Retype the records below exactly as they appear, but leave out any pictures.

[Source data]
>> BEGIN

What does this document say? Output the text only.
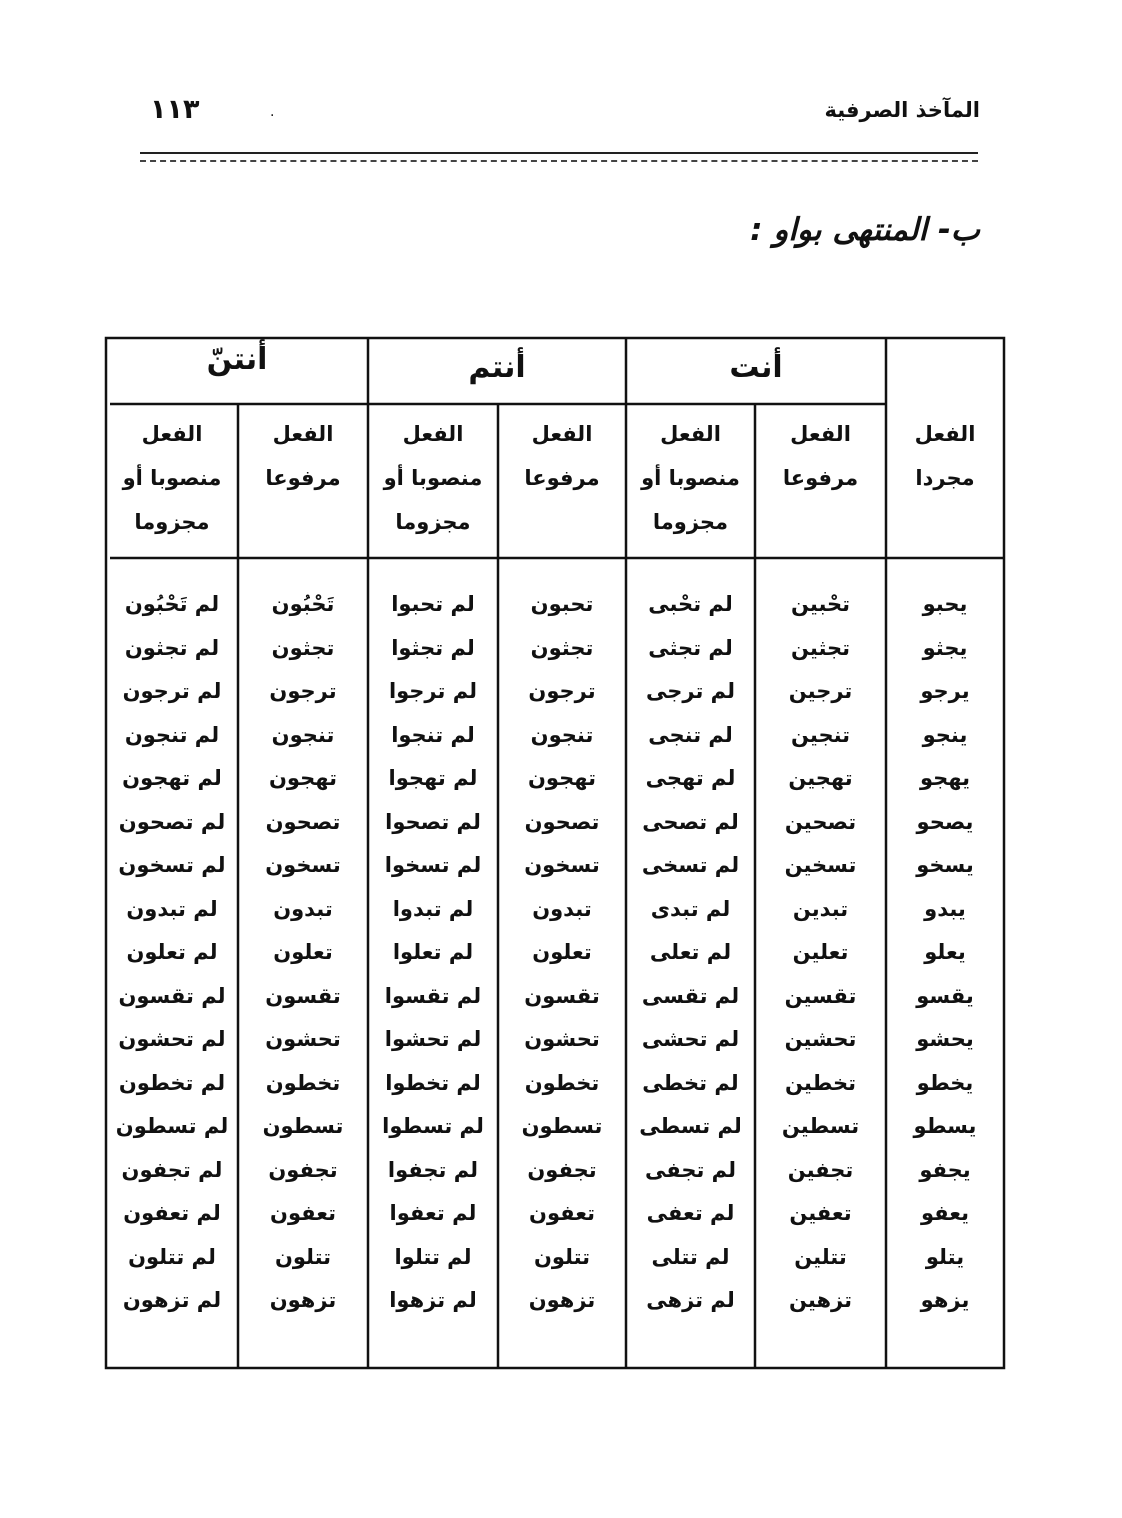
المآخذ الصرفية
١١٣	·
ب- المنتهى بواو :
أنت
أنتم
أنتنّ
الفعل
مجردا
الفعل
مرفوعا
الفعل
منصوبا أو
مجزوما
الفعل
مرفوعا
الفعل
منصوبا أو
مجزوما
الفعل
مرفوعا
الفعل
منصوبا أو
مجزوما
يحبو
تحْبين
لم تحْبى
تحبون
لم تحبوا
تَحْبُون
لم تَحْبُون
يجثو
تجثين
لم تجثى
تجثون
لم تجثوا
تجثون
لم تجثون
يرجو
ترجين
لم ترجى
ترجون
لم ترجوا
ترجون
لم ترجون
ينجو
تنجين
لم تنجى
تنجون
لم تنجوا
تنجون
لم تنجون
يهجو
تهجين
لم تهجى
تهجون
لم تهجوا
تهجون
لم تهجون
يصحو
تصحين
لم تصحى
تصحون
لم تصحوا
تصحون
لم تصحون
يسخو
تسخين
لم تسخى
تسخون
لم تسخوا
تسخون
لم تسخون
يبدو
تبدين
لم تبدى
تبدون
لم تبدوا
تبدون
لم تبدون
يعلو
تعلين
لم تعلى
تعلون
لم تعلوا
تعلون
لم تعلون
يقسو
تقسين
لم تقسى
تقسون
لم تقسوا
تقسون
لم تقسون
يحشو
تحشين
لم تحشى
تحشون
لم تحشوا
تحشون
لم تحشون
يخطو
تخطين
لم تخطى
تخطون
لم تخطوا
تخطون
لم تخطون
يسطو
تسطين
لم تسطى
تسطون
لم تسطوا
تسطون
لم تسطون
يجفو
تجفين
لم تجفى
تجفون
لم تجفوا
تجفون
لم تجفون
يعفو
تعفين
لم تعفى
تعفون
لم تعفوا
تعفون
لم تعفون
يتلو
تتلين
لم تتلى
تتلون
لم تتلوا
تتلون
لم تتلون
يزهو
تزهين
لم تزهى
تزهون
لم تزهوا
تزهون
لم تزهون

>> END

WORKED ANSWER
What does this document say? Output the text only.
المآخذ الصرفية
١١٣	·
ب- المنتهى بواو :
أنت
أنتم
أنتنّ
الفعل
مجردا
الفعل
مرفوعا
الفعل
منصوبا أو
مجزوما
الفعل
مرفوعا
الفعل
منصوبا أو
مجزوما
الفعل
مرفوعا
الفعل
منصوبا أو
مجزوما
يحبو
تحْبين
لم تحْبى
تحبون
لم تحبوا
تَحْبُون
لم تَحْبُون
يجثو
تجثين
لم تجثى
تجثون
لم تجثوا
تجثون
لم تجثون
يرجو
ترجين
لم ترجى
ترجون
لم ترجوا
ترجون
لم ترجون
ينجو
تنجين
لم تنجى
تنجون
لم تنجوا
تنجون
لم تنجون
يهجو
تهجين
لم تهجى
تهجون
لم تهجوا
تهجون
لم تهجون
يصحو
تصحين
لم تصحى
تصحون
لم تصحوا
تصحون
لم تصحون
يسخو
تسخين
لم تسخى
تسخون
لم تسخوا
تسخون
لم تسخون
يبدو
تبدين
لم تبدى
تبدون
لم تبدوا
تبدون
لم تبدون
يعلو
تعلين
لم تعلى
تعلون
لم تعلوا
تعلون
لم تعلون
يقسو
تقسين
لم تقسى
تقسون
لم تقسوا
تقسون
لم تقسون
يحشو
تحشين
لم تحشى
تحشون
لم تحشوا
تحشون
لم تحشون
يخطو
تخطين
لم تخطى
تخطون
لم تخطوا
تخطون
لم تخطون
يسطو
تسطين
لم تسطى
تسطون
لم تسطوا
تسطون
لم تسطون
يجفو
تجفين
لم تجفى
تجفون
لم تجفوا
تجفون
لم تجفون
يعفو
تعفين
لم تعفى
تعفون
لم تعفوا
تعفون
لم تعفون
يتلو
تتلين
لم تتلى
تتلون
لم تتلوا
تتلون
لم تتلون
يزهو
تزهين
لم تزهى
تزهون
لم تزهوا
تزهون
لم تزهون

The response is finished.